- THE PROBLEM
Revise the passage on compelling arbitration: write out everything from "On November 17, 2022, Kennedy" down to "ripe for review.", putting "ready for decision" wherever "ripe for review" appears.

- READING PASSAGE
BOTH COMPANY AND DIRECT SELLER ARE HEREBY AGREEING TO CHOOSE ARBITRATION, RATHER THAN LITIGATION OR SOME OTHER MEANS OF DISPUTE RESOLUTION TO ADDRESS THEIR GRIEVANCES OR ALLEGED GRIEVANCES WITH THE EXPECTATION THAT THIS RESOLUTION PROCESS MAY BE MORE COSTEFFECTIVE AND EXPEDIENT FOR THE PARTIES THAN LITIGATION. BY ENTERING INTO THIS AGREEMENT AND THIS ARBITRATION PROVISION, BOTH PARTIES ARE GIVING UP THEIR CONSTITUTIONAL RIGHT TO HAVE ANY DISPUTE DECIDED IN A COURT OF LAW BEFORE A JURY, AND INSTEAD ARE ACCEPTING THE USE OF ARBITRATION, OTHER THAN AS SET FORTH IMMEDIATELY BELOW.
1. The parties agree that due to the possible immediate and irreparable harm from a violation of the restrictive covenant sections of this Agreement, these arbitration requirements shall not apply to any restrictive covenant provisions, rights, and legal remedies contained elsewhere in this Agreement.
2. If there is a small claims court (or an equivalent type of court) located within the county and state in which Direct Seller resided during Direct Seller's work with Company, Direct Seller may, in accordance with the rules of that small claims court, choose to bring (and must then keep) Direct Seller's own claim in that small claims court.
3. Direct Seller may notify Company in writing (see Section titled “Notice”) within ten days of Direct Seller's execution of this Agreement stating clearly that Direct Seller rejects the arbitration option and other provisions of this Section, and thereafter neither Company nor Direct Seller may invoke the arbitration provision of this Section without the agreement of the other party. Upon such rejection by Direct Seller, all commissions payable to Direct Seller under this Agreement, as of the date such rejection is received by Company and going forward, shall be reduced by five percent (5%) of the amount of such commission.
(Doc. # 8-1 at 15-17).

On November 17, 2022, Kennedy filed this case, asserting claims for violations of the Florida Civil Rights Act (“FCRA”), Title VII of the Civil Rights Act of 1964, the Americans with Disabilities Act (“ADA”), and for breach of employment agreement. (Doc. # 1). Kennedy alleges that she has not been fully paid her commissions owed under the Direct Seller Agreement. (Id. at 14) . She also alleges that HPA engaged in sex and disability discrimination, as well as retaliation, against her. (Id. at 7-14).

Now, HPA seeks to compel arbitration of Kennedy's claims and dismiss this case pursuant to Section 20 of the Direct Seller Agreement. (Doc. # 8). The Motion is fully briefed (Doc. ## 15, 20, 23), and ripe for review.

II. Legal Standard

In enacting the Federal Arbitration Act (FAA), Congress set arbitration agreements on equal footing with all other contracts. 9 U.S.C. § 2. Under the FAA, pre-dispute agreements to arbitrate “evidencing a transaction involving commerce” are “valid, irrevocable, and enforceable, save upon such grounds as exist at law or in equity for the revocation of any contract.” Id. The FAA reflects a “liberal federal policy favoring arbitration,” AT&T Mobility LLC v. Concepcion, 563 U.S. 333, 339 (2011), but courts can only require parties to arbitrate if the parties have agreed to do so. Hanover Ins. Co. v. Atlantis Drywall & Framing LLC, 611 Fed.Appx. 585, 588 (11th Cir. 2015); see also Moses H. Cone Mem'l Hosp. v. Mercury Constr. Corp., 460 U.S. 1, 24 (1983) (discussing the strong federal policy supporting arbitration). As such, arbitration agreements must be “rigorously enforce[d]” by the courts according to their terms. Walthour v. Chipio Windshield Repair, LLC, 745 F.3d 1326, 1329-30 (11th Cir. 2014).

- SUPPLIED DATA
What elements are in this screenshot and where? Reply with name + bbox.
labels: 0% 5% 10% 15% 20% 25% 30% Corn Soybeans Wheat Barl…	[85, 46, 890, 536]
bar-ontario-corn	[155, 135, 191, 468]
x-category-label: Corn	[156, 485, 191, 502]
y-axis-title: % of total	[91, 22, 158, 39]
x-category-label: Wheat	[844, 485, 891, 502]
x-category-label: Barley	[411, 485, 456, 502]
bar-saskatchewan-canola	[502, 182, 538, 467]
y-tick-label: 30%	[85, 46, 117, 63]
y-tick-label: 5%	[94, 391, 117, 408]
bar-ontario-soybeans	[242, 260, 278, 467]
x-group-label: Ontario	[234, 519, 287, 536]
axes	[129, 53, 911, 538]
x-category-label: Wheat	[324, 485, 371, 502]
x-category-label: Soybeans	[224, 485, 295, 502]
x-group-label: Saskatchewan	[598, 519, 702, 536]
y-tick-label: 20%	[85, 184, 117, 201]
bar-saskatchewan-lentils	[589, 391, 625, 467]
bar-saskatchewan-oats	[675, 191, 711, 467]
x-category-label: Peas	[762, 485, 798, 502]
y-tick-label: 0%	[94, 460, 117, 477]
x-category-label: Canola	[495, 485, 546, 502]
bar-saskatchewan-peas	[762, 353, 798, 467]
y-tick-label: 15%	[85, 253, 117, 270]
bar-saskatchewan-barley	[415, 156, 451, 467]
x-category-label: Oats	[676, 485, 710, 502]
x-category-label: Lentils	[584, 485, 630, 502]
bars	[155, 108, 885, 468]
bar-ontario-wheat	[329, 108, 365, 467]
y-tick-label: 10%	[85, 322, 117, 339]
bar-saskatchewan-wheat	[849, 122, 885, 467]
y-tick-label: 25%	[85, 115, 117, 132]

...

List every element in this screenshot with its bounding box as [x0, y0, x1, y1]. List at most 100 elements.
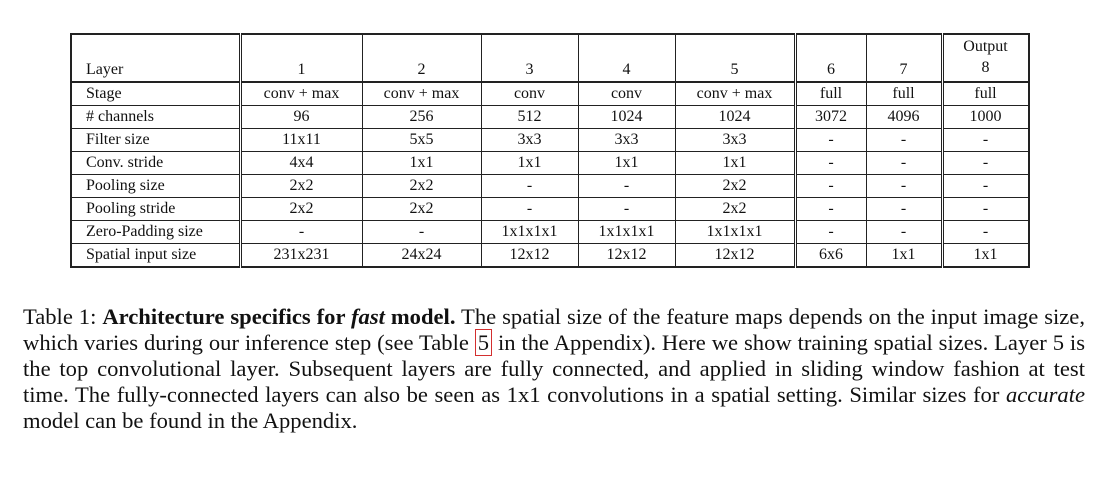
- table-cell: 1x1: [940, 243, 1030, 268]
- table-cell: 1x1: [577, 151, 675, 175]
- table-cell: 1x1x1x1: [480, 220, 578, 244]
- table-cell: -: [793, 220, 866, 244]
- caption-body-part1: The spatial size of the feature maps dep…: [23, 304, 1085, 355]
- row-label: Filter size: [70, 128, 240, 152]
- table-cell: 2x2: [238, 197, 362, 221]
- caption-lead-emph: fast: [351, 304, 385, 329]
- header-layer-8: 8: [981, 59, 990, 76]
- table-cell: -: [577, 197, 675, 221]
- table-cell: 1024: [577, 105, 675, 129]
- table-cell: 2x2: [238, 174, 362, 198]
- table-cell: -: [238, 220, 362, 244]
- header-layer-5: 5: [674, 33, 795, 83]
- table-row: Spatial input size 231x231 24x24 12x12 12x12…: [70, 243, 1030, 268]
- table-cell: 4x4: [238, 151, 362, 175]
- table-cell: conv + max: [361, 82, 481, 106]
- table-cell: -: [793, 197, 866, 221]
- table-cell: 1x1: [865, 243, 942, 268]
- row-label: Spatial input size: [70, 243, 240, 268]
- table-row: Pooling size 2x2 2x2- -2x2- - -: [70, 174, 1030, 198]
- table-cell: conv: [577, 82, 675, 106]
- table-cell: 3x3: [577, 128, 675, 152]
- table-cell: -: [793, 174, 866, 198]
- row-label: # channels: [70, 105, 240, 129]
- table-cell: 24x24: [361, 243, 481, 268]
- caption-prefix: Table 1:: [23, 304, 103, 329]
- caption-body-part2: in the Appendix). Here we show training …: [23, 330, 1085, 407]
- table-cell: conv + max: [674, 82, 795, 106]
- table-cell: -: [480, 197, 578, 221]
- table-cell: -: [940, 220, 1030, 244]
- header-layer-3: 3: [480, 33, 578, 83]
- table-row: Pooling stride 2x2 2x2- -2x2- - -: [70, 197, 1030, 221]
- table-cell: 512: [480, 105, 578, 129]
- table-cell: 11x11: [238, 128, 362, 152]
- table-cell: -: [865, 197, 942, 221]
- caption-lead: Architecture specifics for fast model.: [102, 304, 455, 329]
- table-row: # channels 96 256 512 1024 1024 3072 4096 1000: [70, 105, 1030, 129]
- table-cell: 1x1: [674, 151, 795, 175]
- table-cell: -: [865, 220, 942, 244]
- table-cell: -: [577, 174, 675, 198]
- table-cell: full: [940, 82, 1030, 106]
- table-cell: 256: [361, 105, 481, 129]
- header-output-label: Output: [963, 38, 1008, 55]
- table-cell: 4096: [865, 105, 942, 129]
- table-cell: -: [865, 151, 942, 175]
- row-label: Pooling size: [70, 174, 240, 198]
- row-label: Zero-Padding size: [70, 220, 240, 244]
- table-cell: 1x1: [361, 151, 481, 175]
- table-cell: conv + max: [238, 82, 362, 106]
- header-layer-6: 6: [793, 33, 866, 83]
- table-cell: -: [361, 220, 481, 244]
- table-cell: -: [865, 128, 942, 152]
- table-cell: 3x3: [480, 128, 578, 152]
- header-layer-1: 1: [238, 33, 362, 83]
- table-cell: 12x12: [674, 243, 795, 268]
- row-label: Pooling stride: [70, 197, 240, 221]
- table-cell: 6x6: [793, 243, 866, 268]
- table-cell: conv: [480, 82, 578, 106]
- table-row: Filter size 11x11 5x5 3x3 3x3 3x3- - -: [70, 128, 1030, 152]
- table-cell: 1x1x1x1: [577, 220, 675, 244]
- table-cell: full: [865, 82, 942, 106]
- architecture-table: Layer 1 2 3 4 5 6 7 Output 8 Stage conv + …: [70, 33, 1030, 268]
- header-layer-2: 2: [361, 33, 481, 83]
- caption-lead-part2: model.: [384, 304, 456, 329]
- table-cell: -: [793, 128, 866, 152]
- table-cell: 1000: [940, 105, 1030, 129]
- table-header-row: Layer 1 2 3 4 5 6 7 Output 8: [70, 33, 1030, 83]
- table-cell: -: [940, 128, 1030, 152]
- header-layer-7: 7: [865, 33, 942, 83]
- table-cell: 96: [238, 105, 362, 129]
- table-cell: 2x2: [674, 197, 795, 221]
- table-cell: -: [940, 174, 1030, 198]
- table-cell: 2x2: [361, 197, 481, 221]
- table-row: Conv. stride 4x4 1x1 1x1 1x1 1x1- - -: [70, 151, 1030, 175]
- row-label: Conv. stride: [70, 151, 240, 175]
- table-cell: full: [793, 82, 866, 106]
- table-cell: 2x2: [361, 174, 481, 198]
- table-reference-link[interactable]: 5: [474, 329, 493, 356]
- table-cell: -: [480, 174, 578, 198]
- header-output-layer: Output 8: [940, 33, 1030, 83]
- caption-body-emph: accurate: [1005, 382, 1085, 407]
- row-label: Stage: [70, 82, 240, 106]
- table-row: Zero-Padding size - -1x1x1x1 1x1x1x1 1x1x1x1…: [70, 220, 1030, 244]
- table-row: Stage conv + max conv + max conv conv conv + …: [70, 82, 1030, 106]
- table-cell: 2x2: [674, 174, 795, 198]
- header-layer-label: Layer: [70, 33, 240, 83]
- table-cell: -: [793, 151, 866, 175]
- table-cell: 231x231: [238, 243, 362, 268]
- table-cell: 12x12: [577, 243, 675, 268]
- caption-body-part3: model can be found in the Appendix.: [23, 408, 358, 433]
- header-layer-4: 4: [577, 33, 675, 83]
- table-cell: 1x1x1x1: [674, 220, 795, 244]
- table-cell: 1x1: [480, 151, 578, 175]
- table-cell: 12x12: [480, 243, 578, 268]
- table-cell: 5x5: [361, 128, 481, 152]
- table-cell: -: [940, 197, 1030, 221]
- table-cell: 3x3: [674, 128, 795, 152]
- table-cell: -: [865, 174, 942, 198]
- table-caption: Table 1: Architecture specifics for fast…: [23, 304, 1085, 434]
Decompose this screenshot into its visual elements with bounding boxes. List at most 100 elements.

---

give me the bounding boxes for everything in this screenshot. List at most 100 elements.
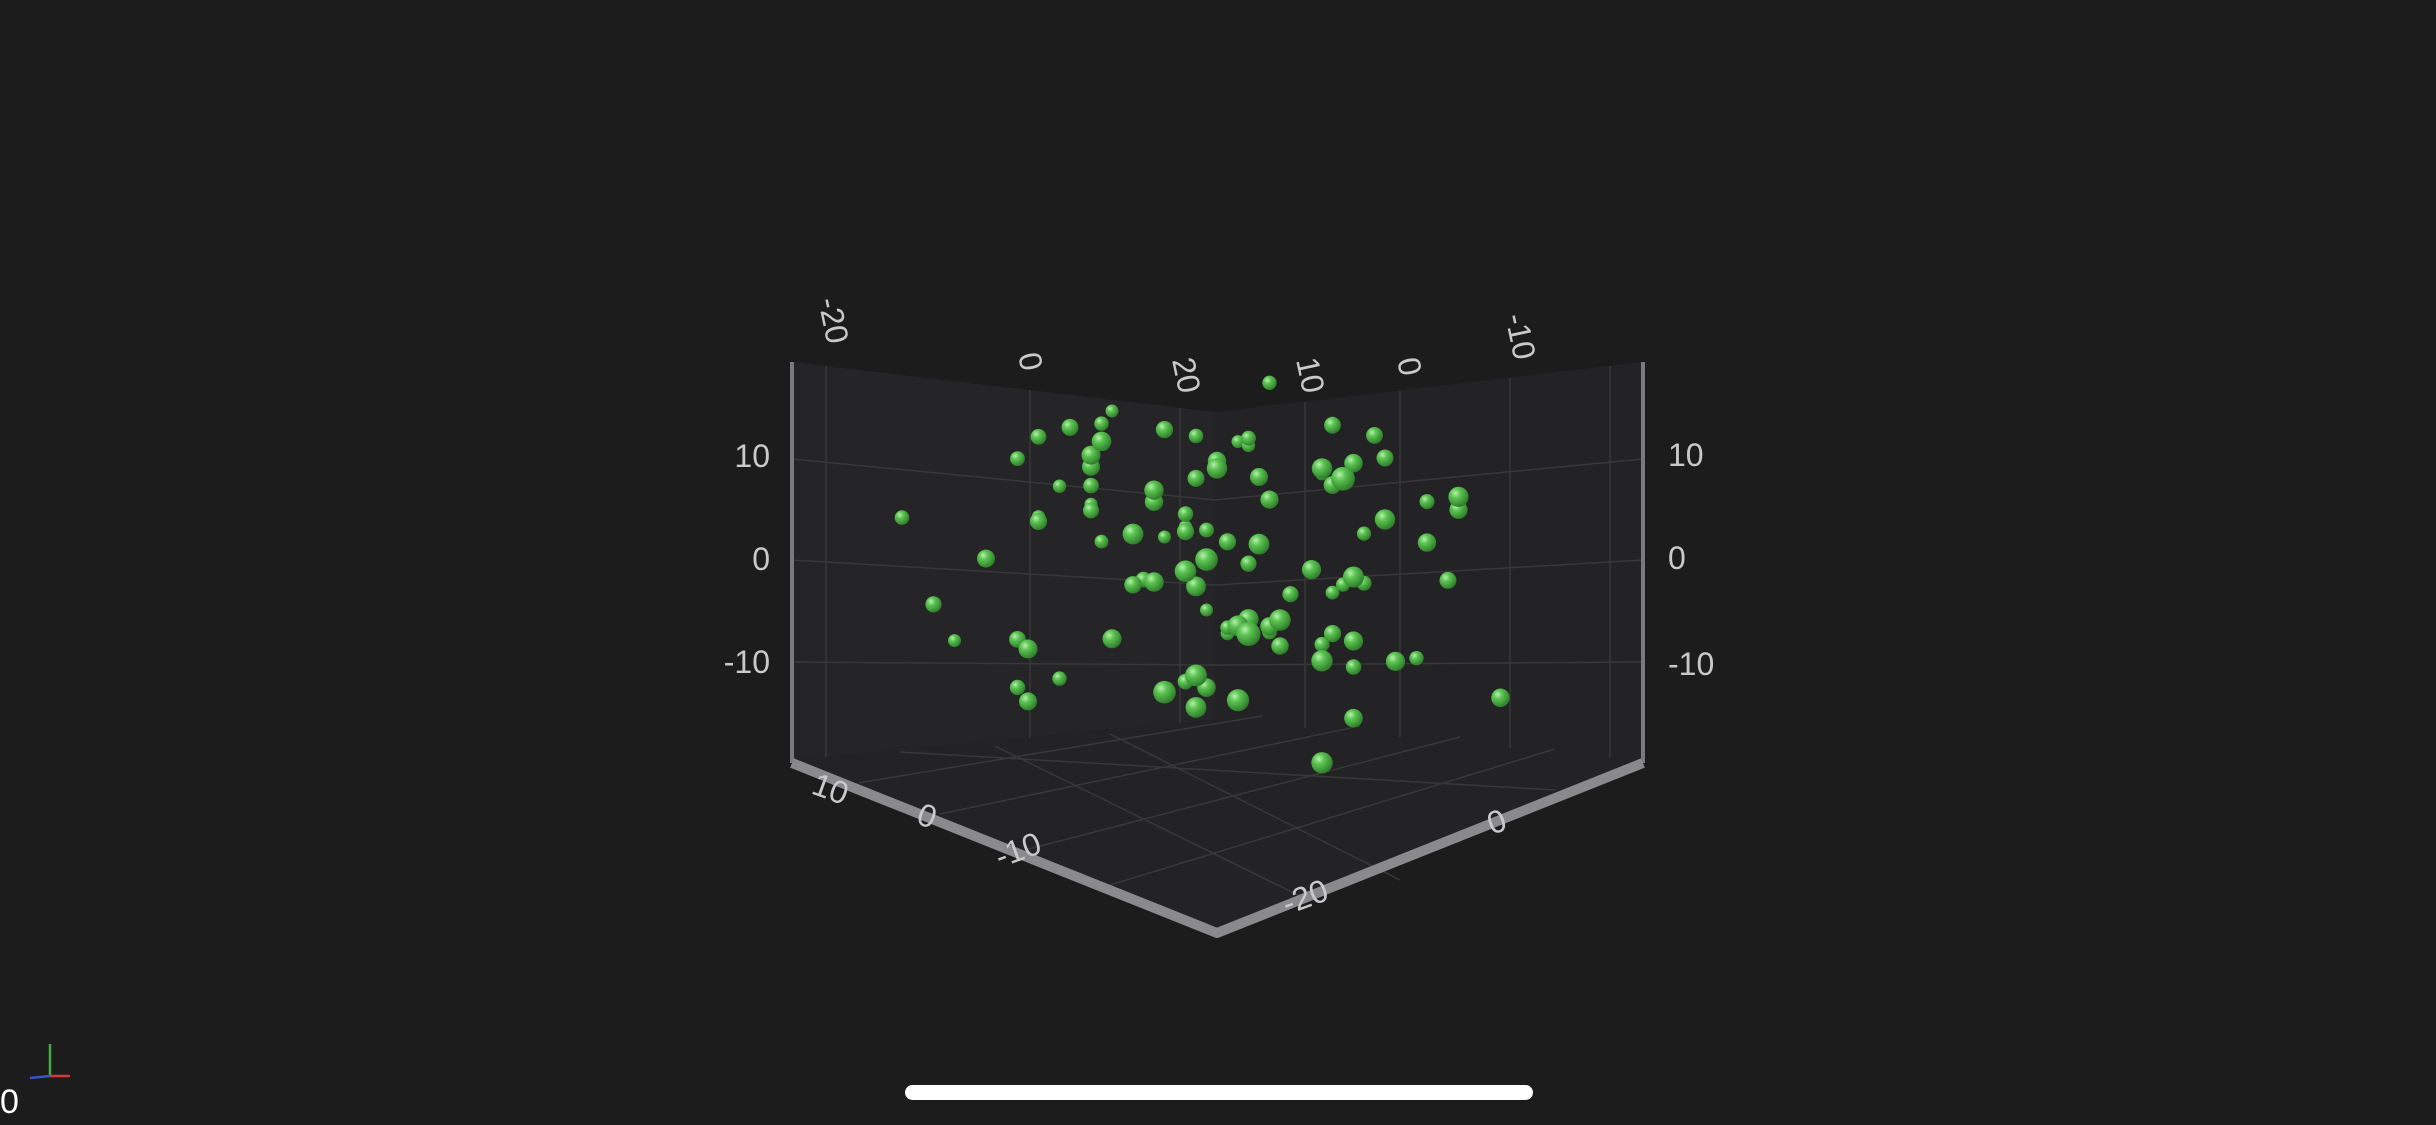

- RIGHT ANSWER
On November 17, 2022, Kennedy filed this case, asserting claims for violations of the Florida Civil Rights Act (“FCRA”), Title VII of the Civil Rights Act of 1964, the Americans with Disabilities Act (“ADA”), and for breach of employment agreement. (Doc. # 1). Kennedy alleges that she has not been fully paid her commissions owed under the Direct Seller Agreement. (Id. at 14) . She also alleges that HPA engaged in sex and disability discrimination, as well as retaliation, against her. (Id. at 7-14).

Now, HPA seeks to compel arbitration of Kennedy's claims and dismiss this case pursuant to Section 20 of the Direct Seller Agreement. (Doc. # 8). The Motion is fully briefed (Doc. ## 15, 20, 23), and ready for decision.